▸ Task details:
Scan the lines below; pull out those with "SaFP".

* Start Data records *

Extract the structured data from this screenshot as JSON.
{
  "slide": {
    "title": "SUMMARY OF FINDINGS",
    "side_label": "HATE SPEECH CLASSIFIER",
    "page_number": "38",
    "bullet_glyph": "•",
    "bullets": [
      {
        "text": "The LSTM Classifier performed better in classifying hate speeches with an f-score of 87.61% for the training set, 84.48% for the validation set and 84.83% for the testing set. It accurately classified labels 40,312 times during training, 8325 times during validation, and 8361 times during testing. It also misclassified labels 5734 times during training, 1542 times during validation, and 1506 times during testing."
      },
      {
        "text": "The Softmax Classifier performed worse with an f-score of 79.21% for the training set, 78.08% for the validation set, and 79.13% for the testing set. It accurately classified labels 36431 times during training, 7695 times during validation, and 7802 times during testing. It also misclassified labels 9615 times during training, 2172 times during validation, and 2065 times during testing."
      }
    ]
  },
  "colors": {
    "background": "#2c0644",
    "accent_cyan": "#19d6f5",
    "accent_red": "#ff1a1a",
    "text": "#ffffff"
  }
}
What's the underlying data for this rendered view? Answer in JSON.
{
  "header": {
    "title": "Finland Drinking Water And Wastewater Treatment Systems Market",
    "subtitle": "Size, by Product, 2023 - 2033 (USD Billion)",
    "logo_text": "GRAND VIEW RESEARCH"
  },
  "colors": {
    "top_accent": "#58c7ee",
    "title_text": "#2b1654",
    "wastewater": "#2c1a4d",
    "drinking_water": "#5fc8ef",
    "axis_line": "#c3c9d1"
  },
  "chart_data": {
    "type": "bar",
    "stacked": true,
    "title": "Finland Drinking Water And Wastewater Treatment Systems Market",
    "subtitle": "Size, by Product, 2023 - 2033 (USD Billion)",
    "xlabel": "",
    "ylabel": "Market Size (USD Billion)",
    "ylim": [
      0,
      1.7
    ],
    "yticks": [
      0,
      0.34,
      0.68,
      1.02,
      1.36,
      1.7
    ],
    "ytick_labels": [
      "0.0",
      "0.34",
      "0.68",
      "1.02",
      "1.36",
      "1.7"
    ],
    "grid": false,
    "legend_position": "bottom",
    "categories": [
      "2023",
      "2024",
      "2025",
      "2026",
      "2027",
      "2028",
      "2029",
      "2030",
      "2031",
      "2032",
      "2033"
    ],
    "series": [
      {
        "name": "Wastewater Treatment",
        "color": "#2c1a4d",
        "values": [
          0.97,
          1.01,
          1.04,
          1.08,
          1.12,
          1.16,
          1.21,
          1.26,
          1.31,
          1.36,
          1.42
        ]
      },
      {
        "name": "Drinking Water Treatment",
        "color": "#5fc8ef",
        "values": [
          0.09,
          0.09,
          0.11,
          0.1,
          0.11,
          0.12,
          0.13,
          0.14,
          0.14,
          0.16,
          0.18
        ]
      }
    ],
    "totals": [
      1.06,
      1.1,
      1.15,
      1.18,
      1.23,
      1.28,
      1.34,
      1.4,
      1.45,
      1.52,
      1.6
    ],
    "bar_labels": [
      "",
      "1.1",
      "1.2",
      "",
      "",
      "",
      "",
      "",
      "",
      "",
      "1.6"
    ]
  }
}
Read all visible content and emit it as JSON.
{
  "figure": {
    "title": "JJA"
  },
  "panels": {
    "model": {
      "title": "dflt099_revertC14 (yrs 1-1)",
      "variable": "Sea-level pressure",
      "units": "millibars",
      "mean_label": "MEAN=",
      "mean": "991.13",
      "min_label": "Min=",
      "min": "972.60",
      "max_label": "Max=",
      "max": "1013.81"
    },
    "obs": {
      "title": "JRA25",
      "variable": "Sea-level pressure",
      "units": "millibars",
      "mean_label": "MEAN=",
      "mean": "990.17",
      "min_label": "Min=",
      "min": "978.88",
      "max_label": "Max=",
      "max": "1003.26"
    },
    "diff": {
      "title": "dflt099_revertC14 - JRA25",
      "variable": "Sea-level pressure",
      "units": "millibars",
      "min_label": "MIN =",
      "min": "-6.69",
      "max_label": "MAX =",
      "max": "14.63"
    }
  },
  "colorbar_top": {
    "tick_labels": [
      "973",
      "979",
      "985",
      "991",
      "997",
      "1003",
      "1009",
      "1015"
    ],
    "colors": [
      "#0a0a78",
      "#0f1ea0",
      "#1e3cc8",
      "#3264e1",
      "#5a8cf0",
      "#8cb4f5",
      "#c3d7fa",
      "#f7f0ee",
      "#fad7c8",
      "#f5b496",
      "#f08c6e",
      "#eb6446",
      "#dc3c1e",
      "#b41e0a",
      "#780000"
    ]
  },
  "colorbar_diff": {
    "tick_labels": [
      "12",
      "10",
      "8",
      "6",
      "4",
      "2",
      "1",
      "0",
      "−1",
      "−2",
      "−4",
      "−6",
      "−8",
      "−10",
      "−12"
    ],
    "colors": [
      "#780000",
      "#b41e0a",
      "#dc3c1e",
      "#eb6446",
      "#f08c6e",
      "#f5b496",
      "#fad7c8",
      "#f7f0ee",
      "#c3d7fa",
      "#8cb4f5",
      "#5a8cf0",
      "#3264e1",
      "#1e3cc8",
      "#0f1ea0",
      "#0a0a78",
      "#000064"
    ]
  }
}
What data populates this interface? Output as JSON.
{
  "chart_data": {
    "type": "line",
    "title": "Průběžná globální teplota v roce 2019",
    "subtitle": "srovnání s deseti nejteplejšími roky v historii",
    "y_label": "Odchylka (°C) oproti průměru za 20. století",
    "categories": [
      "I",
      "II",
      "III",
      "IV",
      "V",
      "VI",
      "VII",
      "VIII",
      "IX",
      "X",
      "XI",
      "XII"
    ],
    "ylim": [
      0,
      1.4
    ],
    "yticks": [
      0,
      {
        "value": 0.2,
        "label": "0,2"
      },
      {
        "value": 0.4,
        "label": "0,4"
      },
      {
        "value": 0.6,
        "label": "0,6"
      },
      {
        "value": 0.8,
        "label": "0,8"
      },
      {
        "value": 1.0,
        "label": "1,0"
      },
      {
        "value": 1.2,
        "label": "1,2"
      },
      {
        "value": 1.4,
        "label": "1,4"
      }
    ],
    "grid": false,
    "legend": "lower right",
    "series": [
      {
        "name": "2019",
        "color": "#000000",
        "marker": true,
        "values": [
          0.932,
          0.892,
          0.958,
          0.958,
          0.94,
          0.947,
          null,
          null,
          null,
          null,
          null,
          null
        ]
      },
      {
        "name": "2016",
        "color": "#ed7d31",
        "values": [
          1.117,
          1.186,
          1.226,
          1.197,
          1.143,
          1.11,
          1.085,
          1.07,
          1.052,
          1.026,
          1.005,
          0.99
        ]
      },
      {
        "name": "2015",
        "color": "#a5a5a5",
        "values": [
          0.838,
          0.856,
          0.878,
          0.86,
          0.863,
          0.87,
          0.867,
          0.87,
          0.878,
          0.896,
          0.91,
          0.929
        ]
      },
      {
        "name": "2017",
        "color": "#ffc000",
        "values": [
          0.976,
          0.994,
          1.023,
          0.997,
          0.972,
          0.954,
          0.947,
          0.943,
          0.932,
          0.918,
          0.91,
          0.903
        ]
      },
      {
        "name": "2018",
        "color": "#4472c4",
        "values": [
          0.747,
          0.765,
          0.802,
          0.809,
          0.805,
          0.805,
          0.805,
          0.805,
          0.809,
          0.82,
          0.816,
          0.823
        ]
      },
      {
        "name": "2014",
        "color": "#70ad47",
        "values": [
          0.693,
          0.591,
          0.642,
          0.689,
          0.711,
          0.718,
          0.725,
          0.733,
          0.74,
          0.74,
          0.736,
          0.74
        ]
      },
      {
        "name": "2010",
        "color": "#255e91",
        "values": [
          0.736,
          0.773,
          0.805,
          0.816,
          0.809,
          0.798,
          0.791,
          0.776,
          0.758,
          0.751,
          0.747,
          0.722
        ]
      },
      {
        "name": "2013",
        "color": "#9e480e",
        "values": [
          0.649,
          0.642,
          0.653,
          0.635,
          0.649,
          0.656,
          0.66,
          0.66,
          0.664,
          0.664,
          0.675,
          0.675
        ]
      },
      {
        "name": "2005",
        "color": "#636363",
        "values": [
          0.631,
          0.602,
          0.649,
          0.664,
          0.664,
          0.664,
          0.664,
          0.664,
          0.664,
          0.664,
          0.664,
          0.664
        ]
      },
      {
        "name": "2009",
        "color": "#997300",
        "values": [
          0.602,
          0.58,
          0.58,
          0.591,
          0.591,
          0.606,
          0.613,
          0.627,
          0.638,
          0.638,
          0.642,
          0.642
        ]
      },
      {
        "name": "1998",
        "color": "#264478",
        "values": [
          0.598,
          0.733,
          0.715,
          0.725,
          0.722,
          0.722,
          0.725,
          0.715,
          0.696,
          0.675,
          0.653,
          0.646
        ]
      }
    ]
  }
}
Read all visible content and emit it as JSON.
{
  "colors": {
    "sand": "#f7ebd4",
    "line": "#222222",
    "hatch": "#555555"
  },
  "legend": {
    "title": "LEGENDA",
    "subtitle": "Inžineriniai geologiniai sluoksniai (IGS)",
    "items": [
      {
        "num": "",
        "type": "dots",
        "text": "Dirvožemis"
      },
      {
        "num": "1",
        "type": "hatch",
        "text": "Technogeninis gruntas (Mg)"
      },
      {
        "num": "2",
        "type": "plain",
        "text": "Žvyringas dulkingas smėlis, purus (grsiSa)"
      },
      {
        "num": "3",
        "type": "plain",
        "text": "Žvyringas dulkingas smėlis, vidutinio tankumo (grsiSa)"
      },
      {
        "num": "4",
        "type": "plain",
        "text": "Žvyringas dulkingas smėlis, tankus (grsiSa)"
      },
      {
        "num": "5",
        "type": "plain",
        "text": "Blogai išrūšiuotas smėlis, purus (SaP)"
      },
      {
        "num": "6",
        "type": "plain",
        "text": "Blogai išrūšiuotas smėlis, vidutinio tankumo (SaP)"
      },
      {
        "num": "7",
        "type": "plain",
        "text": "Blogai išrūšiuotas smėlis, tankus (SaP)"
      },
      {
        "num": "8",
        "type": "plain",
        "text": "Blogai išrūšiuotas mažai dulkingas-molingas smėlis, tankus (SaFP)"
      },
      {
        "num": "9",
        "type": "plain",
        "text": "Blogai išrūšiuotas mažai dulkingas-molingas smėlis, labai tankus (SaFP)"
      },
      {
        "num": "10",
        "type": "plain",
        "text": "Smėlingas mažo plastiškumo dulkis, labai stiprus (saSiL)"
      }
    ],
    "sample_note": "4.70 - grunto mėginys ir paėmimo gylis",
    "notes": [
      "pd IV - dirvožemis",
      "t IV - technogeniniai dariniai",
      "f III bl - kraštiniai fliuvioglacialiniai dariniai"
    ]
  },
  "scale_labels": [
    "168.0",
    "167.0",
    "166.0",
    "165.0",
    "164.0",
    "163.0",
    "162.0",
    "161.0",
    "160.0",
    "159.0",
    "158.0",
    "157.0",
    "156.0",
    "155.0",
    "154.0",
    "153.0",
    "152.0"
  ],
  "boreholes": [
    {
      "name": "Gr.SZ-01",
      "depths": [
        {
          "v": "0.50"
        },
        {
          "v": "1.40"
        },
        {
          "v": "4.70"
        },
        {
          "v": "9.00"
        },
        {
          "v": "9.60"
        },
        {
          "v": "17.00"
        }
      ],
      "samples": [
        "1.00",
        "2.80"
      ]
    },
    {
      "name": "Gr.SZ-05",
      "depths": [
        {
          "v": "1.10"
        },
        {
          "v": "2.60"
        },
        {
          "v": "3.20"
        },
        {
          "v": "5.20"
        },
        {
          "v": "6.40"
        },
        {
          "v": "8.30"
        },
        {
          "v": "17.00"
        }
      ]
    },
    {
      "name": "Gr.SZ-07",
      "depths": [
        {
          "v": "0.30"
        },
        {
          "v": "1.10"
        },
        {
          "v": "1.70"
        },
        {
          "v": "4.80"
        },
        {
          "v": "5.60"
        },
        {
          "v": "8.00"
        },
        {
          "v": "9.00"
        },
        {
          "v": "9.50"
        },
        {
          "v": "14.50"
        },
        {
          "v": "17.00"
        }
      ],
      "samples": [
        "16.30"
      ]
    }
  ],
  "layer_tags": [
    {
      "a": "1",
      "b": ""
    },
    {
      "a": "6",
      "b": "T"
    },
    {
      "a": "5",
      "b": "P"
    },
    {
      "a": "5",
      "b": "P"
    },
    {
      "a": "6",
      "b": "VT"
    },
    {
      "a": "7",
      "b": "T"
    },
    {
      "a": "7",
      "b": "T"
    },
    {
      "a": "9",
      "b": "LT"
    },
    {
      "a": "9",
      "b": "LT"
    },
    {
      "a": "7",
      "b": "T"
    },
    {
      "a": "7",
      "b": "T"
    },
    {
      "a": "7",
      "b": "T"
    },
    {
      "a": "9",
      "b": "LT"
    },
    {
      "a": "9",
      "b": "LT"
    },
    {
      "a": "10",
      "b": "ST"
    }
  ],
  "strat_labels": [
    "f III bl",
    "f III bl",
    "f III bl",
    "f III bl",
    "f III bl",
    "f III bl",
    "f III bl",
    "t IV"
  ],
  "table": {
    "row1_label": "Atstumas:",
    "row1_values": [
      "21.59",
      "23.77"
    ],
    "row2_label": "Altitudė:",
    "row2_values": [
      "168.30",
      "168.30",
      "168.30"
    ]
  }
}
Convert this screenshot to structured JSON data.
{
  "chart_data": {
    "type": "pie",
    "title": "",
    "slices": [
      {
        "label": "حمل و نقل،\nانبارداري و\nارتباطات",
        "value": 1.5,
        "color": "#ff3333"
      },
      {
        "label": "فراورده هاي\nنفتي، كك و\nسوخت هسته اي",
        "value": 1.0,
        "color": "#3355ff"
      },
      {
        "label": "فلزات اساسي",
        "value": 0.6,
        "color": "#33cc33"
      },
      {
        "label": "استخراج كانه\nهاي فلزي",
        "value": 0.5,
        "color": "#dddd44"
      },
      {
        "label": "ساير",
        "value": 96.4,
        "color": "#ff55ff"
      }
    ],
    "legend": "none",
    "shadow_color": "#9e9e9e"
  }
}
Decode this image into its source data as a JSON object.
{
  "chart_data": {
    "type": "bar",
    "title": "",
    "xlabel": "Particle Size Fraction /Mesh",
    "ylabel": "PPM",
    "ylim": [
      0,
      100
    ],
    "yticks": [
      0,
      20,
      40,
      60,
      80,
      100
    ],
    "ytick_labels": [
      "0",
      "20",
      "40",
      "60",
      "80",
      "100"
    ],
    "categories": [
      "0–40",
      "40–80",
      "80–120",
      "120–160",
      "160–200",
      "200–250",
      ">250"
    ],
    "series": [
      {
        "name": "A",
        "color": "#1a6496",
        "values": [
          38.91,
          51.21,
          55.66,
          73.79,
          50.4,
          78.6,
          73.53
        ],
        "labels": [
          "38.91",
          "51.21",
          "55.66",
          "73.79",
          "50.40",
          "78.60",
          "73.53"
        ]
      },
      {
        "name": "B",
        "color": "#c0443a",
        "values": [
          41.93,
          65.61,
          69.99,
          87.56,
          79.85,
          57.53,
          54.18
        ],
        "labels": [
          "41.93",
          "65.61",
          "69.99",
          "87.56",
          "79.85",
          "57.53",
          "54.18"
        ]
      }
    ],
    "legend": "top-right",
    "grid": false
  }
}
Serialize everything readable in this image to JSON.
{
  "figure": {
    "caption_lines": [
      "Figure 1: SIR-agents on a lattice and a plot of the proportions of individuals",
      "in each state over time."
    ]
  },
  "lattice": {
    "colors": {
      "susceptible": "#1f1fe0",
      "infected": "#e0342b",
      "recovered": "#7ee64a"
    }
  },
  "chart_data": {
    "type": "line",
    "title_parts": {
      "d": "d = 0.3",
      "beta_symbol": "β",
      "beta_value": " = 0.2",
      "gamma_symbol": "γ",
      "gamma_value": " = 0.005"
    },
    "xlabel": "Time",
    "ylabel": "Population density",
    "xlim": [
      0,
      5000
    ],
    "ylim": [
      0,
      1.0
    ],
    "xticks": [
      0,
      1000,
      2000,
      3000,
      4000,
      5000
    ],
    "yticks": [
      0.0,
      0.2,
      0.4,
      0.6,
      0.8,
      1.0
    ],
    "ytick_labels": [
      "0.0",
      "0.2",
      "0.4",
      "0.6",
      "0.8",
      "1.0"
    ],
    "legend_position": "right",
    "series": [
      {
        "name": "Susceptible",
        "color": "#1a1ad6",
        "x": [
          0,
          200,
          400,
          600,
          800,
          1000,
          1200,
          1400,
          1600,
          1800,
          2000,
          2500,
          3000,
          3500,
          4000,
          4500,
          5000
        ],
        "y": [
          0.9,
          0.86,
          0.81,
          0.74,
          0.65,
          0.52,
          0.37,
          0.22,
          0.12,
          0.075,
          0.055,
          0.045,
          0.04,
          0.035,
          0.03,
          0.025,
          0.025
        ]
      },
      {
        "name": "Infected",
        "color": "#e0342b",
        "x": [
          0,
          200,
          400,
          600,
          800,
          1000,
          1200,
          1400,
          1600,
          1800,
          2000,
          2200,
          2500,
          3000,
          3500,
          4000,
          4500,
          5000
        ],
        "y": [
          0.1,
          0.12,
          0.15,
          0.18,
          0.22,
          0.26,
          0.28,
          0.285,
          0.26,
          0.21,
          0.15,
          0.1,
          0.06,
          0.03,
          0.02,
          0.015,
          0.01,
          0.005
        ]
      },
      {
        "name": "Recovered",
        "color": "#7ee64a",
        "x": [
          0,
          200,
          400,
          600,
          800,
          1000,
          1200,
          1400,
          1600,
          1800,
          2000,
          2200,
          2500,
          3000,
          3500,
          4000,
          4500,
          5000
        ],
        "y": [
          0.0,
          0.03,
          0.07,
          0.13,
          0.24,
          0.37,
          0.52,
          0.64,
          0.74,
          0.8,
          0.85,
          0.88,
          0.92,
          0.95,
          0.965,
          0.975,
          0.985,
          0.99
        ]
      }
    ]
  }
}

* End Data records *

▸ Output:
        "text": "Blogai išrūšiuotas mažai dulkingas-molingas smėlis, tankus (SaFP)"
        "text": "Blogai išrūšiuotas mažai dulkingas-molingas smėlis, labai tankus (SaFP)"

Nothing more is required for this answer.